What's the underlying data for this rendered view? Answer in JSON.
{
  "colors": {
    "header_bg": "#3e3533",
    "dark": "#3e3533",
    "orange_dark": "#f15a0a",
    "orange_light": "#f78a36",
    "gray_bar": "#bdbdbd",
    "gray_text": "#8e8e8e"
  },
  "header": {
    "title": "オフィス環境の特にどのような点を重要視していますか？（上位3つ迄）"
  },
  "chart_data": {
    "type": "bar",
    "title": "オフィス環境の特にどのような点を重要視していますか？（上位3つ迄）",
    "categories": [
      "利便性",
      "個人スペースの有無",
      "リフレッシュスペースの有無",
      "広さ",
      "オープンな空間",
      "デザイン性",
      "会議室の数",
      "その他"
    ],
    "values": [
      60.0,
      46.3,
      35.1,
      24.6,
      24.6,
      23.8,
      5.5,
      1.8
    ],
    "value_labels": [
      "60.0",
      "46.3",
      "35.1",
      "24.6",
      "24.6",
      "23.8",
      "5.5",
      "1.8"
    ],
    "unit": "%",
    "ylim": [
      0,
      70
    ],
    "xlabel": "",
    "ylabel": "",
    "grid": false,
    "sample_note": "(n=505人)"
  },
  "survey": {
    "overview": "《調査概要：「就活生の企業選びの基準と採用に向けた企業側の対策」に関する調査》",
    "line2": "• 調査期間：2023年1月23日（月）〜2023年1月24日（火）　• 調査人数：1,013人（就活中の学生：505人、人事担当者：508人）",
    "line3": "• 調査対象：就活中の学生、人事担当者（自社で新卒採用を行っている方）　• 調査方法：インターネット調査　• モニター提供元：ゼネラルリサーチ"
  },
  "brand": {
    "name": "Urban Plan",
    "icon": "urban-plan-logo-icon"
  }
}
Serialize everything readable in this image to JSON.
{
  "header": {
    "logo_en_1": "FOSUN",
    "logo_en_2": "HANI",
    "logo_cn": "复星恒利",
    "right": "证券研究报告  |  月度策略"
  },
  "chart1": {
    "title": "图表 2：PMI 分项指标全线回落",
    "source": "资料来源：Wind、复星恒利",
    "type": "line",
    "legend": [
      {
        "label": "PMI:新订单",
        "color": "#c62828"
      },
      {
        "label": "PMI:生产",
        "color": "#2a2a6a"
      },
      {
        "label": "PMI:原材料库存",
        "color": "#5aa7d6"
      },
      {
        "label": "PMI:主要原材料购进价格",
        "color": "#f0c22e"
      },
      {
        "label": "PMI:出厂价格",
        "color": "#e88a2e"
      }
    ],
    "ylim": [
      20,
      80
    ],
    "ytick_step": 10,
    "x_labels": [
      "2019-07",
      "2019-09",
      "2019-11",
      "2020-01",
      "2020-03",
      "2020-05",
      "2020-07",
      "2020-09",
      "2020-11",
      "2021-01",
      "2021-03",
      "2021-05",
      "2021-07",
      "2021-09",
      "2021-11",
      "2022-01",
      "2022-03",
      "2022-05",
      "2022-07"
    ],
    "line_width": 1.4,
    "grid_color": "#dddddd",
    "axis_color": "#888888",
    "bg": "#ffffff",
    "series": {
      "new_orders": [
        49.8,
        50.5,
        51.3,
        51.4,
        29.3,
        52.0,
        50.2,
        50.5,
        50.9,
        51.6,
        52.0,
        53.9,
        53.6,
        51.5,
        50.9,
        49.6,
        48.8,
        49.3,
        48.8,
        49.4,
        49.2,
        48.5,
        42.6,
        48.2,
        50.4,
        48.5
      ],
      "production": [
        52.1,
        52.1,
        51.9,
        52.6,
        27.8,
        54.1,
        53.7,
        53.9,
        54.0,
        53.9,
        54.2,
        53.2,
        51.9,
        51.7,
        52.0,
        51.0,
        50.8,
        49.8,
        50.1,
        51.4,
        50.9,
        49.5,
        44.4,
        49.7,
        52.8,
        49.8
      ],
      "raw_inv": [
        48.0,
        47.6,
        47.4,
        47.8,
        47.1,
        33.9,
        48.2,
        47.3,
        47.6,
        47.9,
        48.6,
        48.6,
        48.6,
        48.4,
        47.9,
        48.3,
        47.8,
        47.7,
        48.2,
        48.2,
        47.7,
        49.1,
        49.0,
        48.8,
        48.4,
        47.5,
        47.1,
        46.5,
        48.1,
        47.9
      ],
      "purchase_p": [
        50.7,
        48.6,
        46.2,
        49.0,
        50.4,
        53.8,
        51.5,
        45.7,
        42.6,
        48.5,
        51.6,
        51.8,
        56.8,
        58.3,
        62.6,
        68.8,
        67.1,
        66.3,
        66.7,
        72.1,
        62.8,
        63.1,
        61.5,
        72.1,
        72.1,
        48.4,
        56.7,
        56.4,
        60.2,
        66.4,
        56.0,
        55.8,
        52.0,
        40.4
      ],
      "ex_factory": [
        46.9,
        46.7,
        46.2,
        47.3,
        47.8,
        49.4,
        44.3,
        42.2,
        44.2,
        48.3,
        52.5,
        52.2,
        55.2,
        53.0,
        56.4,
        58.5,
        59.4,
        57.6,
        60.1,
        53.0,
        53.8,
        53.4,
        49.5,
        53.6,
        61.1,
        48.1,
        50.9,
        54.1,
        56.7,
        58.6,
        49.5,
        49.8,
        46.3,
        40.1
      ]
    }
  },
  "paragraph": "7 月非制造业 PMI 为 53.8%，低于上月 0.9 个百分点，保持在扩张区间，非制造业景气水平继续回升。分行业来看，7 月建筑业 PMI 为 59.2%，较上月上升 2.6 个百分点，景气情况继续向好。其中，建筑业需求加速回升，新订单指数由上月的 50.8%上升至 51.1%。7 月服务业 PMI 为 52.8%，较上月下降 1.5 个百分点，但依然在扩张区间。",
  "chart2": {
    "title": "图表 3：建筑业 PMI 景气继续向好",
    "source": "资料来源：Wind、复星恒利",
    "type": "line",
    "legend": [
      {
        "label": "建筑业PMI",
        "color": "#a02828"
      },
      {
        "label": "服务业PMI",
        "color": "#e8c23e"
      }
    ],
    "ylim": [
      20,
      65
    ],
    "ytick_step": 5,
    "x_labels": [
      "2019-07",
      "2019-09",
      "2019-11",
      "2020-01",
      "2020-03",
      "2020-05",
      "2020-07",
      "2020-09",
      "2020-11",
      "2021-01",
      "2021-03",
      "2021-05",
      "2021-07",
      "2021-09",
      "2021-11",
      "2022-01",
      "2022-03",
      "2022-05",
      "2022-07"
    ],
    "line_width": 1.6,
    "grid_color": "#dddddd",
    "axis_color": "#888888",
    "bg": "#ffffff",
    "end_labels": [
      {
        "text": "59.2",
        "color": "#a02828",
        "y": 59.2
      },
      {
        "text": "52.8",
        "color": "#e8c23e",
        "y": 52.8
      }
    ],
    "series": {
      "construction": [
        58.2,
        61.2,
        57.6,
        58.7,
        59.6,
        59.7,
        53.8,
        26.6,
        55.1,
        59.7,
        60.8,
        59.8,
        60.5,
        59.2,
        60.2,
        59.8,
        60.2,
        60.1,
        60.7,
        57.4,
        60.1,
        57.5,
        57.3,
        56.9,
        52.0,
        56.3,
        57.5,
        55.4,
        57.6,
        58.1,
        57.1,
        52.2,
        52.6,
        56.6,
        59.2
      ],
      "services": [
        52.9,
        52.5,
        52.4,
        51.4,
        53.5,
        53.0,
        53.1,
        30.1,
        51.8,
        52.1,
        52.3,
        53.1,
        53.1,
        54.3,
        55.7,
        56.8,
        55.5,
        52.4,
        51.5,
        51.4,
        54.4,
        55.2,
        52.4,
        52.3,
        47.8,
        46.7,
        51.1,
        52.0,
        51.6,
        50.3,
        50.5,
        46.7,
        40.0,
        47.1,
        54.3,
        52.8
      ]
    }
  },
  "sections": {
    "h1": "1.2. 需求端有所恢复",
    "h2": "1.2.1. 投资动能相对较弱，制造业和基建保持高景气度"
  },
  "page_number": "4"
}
------------------------------------------------------------
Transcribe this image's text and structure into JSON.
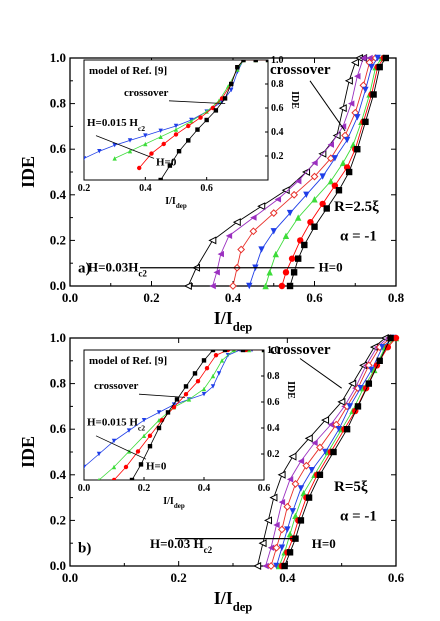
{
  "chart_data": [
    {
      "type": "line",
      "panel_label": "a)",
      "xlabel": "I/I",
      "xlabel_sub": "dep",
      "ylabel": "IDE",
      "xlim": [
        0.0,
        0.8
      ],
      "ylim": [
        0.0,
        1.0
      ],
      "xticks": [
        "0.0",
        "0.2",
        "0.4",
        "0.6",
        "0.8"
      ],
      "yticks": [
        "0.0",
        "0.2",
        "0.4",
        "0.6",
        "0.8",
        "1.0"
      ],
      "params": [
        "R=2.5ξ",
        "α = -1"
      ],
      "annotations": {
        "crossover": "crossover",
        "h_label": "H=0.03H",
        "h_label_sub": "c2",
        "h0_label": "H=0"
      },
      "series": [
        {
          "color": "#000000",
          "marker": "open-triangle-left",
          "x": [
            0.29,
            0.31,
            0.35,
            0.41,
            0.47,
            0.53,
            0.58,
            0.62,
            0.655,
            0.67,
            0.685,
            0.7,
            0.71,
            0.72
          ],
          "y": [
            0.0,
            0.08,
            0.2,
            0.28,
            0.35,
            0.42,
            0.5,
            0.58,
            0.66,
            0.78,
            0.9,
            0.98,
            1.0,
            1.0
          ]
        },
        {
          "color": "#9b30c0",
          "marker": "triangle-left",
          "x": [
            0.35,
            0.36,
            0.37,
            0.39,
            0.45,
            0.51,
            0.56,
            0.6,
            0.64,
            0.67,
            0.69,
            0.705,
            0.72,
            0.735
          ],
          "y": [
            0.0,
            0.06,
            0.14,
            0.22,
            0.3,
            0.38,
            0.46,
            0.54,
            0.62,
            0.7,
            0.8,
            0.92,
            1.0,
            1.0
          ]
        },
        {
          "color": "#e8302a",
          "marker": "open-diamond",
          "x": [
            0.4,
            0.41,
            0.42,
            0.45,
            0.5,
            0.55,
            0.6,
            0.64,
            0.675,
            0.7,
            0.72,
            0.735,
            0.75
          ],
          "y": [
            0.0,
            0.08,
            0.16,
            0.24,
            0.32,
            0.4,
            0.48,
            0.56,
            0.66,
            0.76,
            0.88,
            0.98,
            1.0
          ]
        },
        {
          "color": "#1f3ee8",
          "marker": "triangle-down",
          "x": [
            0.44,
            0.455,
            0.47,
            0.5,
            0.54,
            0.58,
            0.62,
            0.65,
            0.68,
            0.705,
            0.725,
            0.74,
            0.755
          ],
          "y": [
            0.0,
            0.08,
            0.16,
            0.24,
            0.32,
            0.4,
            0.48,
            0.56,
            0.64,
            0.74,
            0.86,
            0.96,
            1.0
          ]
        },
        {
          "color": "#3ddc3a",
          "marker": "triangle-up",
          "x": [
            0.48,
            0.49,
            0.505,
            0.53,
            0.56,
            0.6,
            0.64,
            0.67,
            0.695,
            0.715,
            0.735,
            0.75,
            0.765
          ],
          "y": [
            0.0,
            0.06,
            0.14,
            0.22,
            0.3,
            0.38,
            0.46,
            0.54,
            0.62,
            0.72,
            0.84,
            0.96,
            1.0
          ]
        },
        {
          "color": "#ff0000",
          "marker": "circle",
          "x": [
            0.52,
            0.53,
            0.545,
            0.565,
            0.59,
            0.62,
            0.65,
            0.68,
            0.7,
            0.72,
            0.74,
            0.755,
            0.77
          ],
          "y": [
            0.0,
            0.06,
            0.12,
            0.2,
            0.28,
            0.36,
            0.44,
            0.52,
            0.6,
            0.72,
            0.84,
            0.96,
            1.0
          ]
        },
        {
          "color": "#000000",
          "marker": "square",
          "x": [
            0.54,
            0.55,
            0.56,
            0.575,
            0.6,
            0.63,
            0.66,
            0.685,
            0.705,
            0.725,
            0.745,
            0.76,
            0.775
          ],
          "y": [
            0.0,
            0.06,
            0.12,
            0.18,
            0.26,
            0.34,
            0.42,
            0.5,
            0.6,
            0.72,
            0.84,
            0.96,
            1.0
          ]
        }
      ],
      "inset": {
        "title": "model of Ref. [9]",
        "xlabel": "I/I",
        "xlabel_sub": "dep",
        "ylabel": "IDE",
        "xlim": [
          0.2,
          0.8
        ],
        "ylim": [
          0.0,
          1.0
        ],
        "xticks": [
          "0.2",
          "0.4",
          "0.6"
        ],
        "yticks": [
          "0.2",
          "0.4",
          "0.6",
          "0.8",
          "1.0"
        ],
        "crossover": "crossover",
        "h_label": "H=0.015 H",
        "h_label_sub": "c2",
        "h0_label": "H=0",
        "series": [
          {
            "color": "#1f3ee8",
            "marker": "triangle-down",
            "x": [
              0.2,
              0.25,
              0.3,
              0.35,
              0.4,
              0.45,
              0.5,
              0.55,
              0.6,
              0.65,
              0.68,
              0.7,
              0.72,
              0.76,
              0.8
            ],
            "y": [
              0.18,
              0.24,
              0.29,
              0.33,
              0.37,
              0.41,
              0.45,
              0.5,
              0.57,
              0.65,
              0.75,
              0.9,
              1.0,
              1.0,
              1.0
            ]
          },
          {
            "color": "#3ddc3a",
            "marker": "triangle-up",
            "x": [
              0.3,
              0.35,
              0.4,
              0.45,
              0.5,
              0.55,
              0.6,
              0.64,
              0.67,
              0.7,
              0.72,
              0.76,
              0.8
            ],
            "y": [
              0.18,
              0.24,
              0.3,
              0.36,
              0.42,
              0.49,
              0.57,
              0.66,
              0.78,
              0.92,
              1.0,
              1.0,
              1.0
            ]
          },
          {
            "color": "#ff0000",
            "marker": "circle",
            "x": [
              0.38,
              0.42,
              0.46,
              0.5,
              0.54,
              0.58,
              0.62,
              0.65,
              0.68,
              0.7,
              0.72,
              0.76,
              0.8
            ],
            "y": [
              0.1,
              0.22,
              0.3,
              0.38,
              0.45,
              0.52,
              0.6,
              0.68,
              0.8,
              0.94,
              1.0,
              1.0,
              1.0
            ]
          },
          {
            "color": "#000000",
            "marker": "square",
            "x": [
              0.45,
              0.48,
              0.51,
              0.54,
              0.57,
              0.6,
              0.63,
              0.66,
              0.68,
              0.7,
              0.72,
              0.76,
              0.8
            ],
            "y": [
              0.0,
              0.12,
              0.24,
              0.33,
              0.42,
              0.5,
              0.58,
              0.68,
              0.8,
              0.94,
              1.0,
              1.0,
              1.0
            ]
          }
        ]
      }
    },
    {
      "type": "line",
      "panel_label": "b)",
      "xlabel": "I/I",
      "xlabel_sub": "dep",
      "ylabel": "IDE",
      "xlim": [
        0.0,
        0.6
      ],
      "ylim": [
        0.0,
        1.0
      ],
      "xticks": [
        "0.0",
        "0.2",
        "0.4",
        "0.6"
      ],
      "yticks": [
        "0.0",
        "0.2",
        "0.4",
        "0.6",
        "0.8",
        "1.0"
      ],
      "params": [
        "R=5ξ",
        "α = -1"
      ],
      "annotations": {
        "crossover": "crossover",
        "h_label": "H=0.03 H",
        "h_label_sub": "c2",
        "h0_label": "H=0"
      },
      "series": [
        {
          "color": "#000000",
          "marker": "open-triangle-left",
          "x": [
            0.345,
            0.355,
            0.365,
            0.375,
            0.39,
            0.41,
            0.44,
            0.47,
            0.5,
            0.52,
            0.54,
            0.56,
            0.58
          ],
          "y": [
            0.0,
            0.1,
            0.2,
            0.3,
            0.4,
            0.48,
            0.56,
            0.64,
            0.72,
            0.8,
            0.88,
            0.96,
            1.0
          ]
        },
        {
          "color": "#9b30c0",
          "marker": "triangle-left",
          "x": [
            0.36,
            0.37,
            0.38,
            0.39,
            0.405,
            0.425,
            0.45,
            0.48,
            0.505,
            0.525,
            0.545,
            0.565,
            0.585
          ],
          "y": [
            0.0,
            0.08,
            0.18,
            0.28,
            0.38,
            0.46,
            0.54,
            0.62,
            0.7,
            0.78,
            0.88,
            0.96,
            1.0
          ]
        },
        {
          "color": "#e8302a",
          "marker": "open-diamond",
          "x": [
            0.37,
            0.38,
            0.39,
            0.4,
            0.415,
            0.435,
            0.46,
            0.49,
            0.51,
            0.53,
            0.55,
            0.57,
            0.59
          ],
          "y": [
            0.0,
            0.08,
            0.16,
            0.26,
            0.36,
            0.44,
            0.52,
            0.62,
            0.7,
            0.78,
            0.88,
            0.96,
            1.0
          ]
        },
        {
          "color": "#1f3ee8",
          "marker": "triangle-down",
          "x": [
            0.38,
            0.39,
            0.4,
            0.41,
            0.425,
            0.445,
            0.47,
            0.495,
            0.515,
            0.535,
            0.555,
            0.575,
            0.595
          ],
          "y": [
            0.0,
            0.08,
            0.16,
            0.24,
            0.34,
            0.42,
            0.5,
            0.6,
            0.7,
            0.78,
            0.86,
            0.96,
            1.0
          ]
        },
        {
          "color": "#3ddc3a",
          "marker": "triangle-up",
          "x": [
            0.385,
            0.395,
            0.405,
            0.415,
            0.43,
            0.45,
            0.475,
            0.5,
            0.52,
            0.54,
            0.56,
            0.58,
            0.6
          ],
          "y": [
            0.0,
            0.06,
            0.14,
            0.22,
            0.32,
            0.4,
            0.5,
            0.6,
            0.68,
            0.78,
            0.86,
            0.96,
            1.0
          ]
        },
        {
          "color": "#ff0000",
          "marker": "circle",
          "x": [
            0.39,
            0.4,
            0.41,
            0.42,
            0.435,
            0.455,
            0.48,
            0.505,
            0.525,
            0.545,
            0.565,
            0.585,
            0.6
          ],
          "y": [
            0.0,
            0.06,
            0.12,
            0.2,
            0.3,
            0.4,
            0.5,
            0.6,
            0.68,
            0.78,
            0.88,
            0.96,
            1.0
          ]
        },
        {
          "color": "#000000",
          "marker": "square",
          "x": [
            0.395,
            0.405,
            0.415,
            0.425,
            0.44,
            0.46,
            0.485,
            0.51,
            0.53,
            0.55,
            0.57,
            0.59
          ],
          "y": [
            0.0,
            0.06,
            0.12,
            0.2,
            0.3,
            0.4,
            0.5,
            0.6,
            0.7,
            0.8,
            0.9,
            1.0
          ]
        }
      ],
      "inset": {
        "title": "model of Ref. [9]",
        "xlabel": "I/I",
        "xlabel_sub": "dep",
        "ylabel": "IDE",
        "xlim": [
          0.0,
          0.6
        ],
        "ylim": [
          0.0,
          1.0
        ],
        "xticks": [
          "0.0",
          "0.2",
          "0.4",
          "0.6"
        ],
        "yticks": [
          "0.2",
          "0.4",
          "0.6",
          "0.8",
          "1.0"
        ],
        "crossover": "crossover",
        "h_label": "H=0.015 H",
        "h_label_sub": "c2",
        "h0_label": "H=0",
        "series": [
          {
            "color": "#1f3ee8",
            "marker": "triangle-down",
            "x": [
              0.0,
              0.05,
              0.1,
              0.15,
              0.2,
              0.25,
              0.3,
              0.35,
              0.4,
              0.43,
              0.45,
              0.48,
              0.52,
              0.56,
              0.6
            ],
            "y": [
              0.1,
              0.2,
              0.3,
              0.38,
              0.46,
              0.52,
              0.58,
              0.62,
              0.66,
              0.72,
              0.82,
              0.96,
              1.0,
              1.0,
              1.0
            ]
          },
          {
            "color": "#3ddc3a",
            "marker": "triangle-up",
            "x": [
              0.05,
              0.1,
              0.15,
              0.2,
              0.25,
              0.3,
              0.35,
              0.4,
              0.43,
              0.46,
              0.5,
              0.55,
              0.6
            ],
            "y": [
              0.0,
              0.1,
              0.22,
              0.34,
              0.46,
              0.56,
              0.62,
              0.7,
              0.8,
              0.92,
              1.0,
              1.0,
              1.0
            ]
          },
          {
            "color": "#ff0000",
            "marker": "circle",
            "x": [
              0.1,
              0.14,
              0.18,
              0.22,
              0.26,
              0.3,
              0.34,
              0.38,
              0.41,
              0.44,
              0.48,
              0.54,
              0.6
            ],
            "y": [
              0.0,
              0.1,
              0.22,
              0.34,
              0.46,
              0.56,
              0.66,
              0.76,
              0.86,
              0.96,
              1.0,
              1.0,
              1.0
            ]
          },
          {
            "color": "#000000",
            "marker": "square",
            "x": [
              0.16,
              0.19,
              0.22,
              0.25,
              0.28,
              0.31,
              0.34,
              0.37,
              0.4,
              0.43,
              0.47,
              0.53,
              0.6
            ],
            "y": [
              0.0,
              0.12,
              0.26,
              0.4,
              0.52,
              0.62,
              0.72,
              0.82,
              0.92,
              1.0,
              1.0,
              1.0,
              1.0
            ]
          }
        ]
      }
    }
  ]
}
------------------------------------------------------------
WHAT IS BEING ASKED:
Track down all lines above with the string "this" and copy them.

COMPLETE ANSWER:
What's the underlying data for this rendered view? Answer in JSON.
Serialize everything readable in this image to JSON.
Transcribe this image's text and structure into JSON.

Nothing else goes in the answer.